** BEGIN **

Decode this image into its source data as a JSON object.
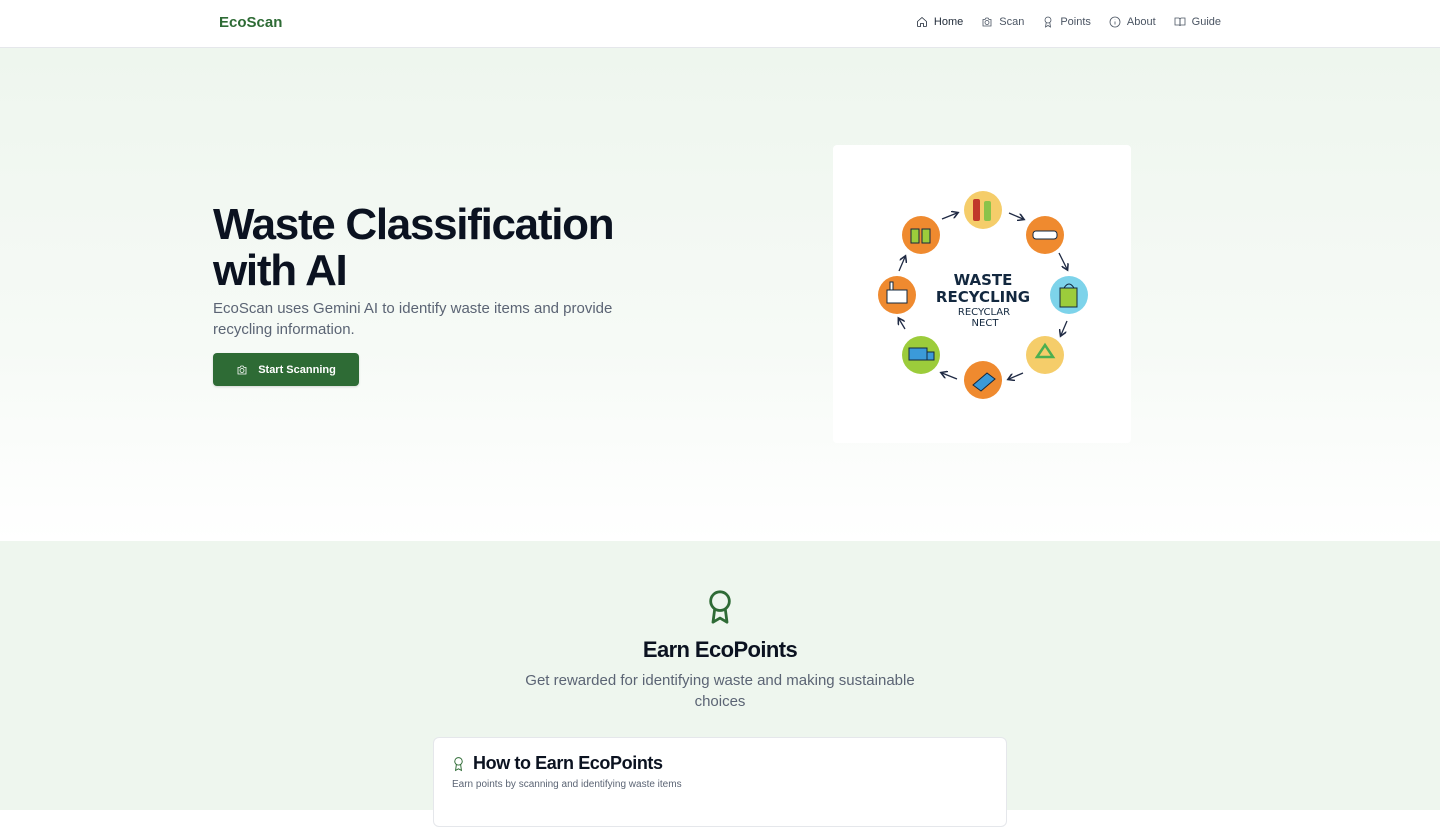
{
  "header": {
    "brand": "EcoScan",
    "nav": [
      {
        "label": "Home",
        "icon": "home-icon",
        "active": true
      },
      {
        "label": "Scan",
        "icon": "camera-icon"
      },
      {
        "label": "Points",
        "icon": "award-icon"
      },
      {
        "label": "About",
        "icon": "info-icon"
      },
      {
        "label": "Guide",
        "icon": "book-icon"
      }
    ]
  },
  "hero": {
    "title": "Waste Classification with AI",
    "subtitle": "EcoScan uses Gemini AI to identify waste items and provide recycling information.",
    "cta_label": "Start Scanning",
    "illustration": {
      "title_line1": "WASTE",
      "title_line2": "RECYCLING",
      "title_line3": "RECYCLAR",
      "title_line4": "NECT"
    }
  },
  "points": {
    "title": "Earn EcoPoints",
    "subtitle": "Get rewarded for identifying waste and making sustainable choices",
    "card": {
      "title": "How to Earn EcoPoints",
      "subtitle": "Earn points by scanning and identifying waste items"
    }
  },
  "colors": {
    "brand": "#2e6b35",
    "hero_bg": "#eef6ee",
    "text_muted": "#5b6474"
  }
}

** END **

### AIM OF THE TASK:
Extract all the entries word for word; omit any pictures.

### TASK RESULT:
Decode this image into its source data as a JSON object.
{
  "header": {
    "brand": "EcoScan",
    "nav": [
      {
        "label": "Home",
        "icon": "home-icon",
        "active": true
      },
      {
        "label": "Scan",
        "icon": "camera-icon"
      },
      {
        "label": "Points",
        "icon": "award-icon"
      },
      {
        "label": "About",
        "icon": "info-icon"
      },
      {
        "label": "Guide",
        "icon": "book-icon"
      }
    ]
  },
  "hero": {
    "title": "Waste Classification with AI",
    "subtitle": "EcoScan uses Gemini AI to identify waste items and provide recycling information.",
    "cta_label": "Start Scanning",
    "illustration": {
      "title_line1": "WASTE",
      "title_line2": "RECYCLING",
      "title_line3": "RECYCLAR",
      "title_line4": "NECT"
    }
  },
  "points": {
    "title": "Earn EcoPoints",
    "subtitle": "Get rewarded for identifying waste and making sustainable choices",
    "card": {
      "title": "How to Earn EcoPoints",
      "subtitle": "Earn points by scanning and identifying waste items"
    }
  },
  "colors": {
    "brand": "#2e6b35",
    "hero_bg": "#eef6ee",
    "text_muted": "#5b6474"
  }
}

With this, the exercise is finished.